> **Instructions for the task**
Bring together all lines of the material below that contain the string "this".

::: Records

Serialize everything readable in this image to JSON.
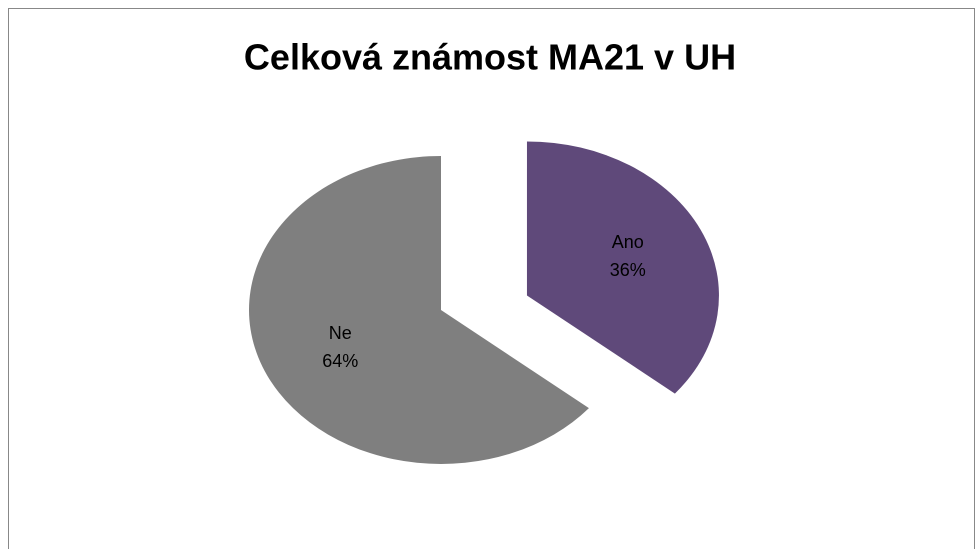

::::::
::: Records

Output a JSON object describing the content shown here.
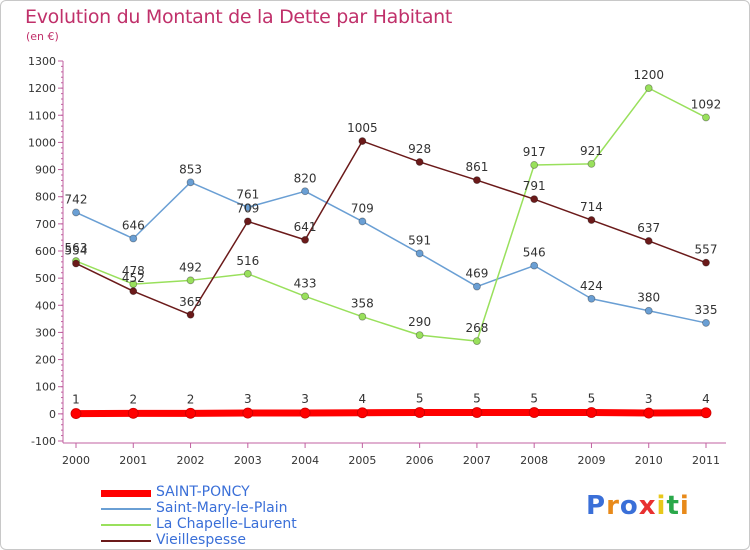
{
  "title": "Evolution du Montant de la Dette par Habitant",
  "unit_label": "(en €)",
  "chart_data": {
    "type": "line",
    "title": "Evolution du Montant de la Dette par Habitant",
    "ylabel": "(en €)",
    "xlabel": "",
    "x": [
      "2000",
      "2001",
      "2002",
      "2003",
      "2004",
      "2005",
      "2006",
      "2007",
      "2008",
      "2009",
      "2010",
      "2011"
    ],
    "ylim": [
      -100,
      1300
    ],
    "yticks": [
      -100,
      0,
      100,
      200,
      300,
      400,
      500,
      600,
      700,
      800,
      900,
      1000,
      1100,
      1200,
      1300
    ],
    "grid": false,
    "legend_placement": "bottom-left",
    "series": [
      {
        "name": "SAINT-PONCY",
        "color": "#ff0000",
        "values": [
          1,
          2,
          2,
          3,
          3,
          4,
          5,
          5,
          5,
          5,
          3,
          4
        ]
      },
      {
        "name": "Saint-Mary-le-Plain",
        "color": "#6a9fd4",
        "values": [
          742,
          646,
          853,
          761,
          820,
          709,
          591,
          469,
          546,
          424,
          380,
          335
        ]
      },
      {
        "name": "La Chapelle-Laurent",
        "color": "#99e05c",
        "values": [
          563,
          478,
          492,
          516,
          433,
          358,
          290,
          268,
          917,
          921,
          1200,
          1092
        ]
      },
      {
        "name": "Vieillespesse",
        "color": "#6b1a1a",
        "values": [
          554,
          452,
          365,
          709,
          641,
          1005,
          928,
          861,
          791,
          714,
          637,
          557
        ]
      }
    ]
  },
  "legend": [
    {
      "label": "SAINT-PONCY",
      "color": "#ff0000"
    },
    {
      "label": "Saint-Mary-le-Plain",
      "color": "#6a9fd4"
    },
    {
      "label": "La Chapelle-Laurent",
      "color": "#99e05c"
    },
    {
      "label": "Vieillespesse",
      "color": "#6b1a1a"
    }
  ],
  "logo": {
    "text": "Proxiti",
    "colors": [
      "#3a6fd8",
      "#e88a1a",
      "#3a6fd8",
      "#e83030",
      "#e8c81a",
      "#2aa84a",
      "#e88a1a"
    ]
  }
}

::::::
::: Records

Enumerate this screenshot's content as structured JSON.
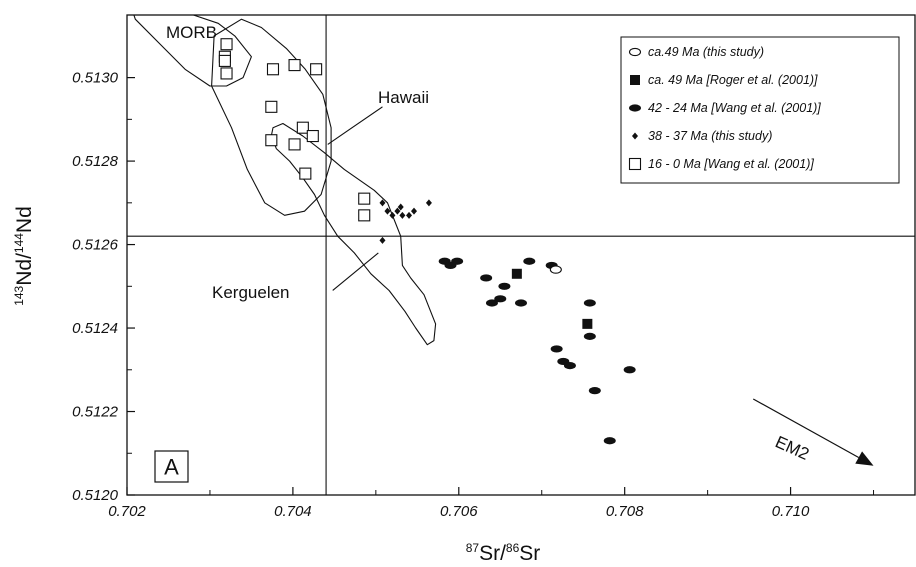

::::::

> **Task solution**
Serialize everything readable in this image to JSON.
Enumerate this screenshot's content as structured JSON.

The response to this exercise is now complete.